AIM »
Copy each line exactly. Drop every picture.

[Extracted data entries]
/---

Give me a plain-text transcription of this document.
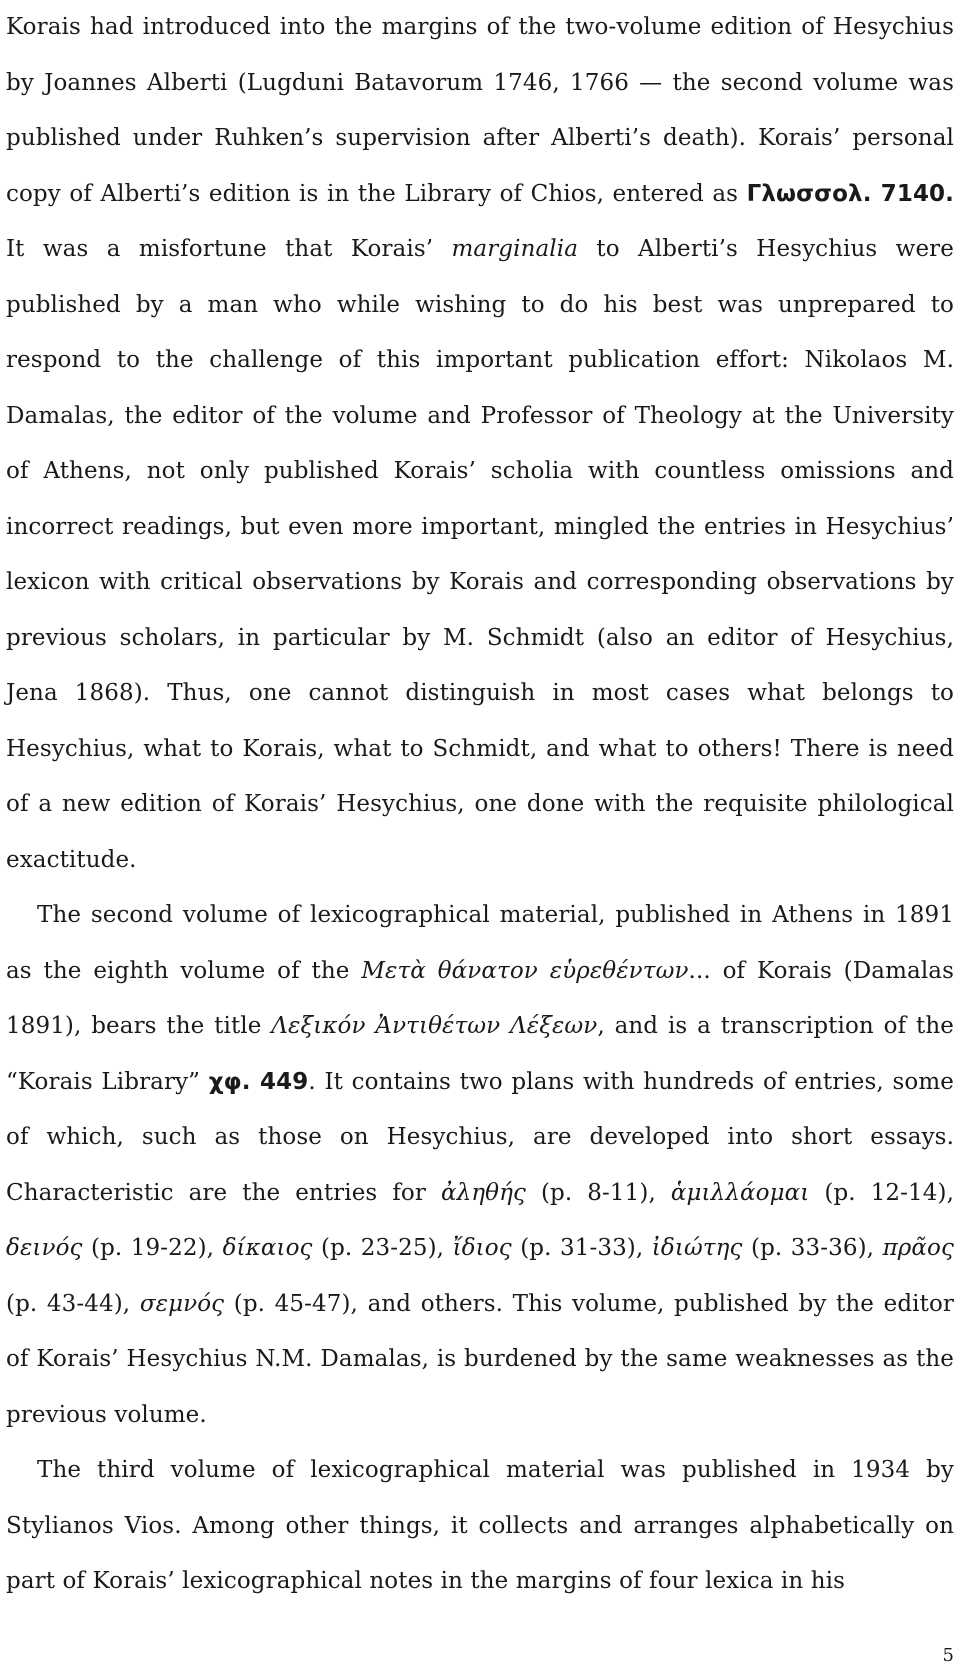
Korais had introduced into the margins of the two-volume edition of Hesychius by Joannes Alberti (Lugduni Batavorum 1746, 1766 — the second volume was published under Ruhken’s supervision after Alberti’s death). Korais’ personal copy of Alberti’s edition is in the Library of Chios, entered as Γλωσσολ. 7140. It was a misfortune that Korais’ marginalia to Alberti’s Hesychius were published by a man who while wishing to do his best was unprepared to respond to the challenge of this important publication effort: Nikolaos M. Damalas, the editor of the volume and Professor of Theology at the University of Athens, not only published Korais’ scholia with countless omissions and incorrect readings, but even more important, mingled the entries in Hesychius’ lexicon with critical observations by Korais and corresponding observations by previous scholars, in particular by M. Schmidt (also an editor of Hesychius, Jena 1868). Thus, one cannot distinguish in most cases what belongs to Hesychius, what to Korais, what to Schmidt, and what to others! There is need of a new edition of Korais’ Hesychius, one done with the requisite philological exactitude.

The second volume of lexicographical material, published in Athens in 1891 as the eighth volume of the Μετὰ θάνατον εὑρεθέντων... of Korais (Damalas 1891), bears the title Λεξικόν Ἀντιθέτων Λέξεων, and is a transcription of the “Korais Library” χφ. 449. It contains two plans with hundreds of entries, some of which, such as those on Hesychius, are developed into short essays. Characteristic are the entries for ἀληθής (p. 8-11), ἁμιλλάομαι (p. 12-14), δεινός (p. 19-22), δίκαιος (p. 23-25), ἴδιος (p. 31-33), ἰδιώτης (p. 33-36), πρᾶος (p. 43-44), σεμνός (p. 45-47), and others. This volume, published by the editor of Korais’ Hesychius N.M. Damalas, is burdened by the same weaknesses as the previous volume.

The third volume of lexicographical material was published in 1934 by Stylianos Vios. Among other things, it collects and arranges alphabetically on part of Korais’ lexicographical notes in the margins of four lexica in his

5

\---

IN RESPONSE »
Give me a plain-text transcription of this document.
Korais had introduced into the margins of the two-volume edition of Hesychius by Joannes Alberti (Lugduni Batavorum 1746, 1766 — the second volume was published under Ruhken’s supervision after Alberti’s death). Korais’ personal copy of Alberti’s edition is in the Library of Chios, entered as Γλωσσολ. 7140. It was a misfortune that Korais’ marginalia to Alberti’s Hesychius were published by a man who while wishing to do his best was unprepared to respond to the challenge of this important publication effort: Nikolaos M. Damalas, the editor of the volume and Professor of Theology at the University of Athens, not only published Korais’ scholia with countless omissions and incorrect readings, but even more important, mingled the entries in Hesychius’ lexicon with critical observations by Korais and corresponding observations by previous scholars, in particular by M. Schmidt (also an editor of Hesychius, Jena 1868). Thus, one cannot distinguish in most cases what belongs to Hesychius, what to Korais, what to Schmidt, and what to others! There is need of a new edition of Korais’ Hesychius, one done with the requisite philological exactitude.

The second volume of lexicographical material, published in Athens in 1891 as the eighth volume of the Μετὰ θάνατον εὑρεθέντων... of Korais (Damalas 1891), bears the title Λεξικόν Ἀντιθέτων Λέξεων, and is a transcription of the “Korais Library” χφ. 449. It contains two plans with hundreds of entries, some of which, such as those on Hesychius, are developed into short essays. Characteristic are the entries for ἀληθής (p. 8-11), ἁμιλλάομαι (p. 12-14), δεινός (p. 19-22), δίκαιος (p. 23-25), ἴδιος (p. 31-33), ἰδιώτης (p. 33-36), πρᾶος (p. 43-44), σεμνός (p. 45-47), and others. This volume, published by the editor of Korais’ Hesychius N.M. Damalas, is burdened by the same weaknesses as the previous volume.

The third volume of lexicographical material was published in 1934 by Stylianos Vios. Among other things, it collects and arranges alphabetically on part of Korais’ lexicographical notes in the margins of four lexica in his

5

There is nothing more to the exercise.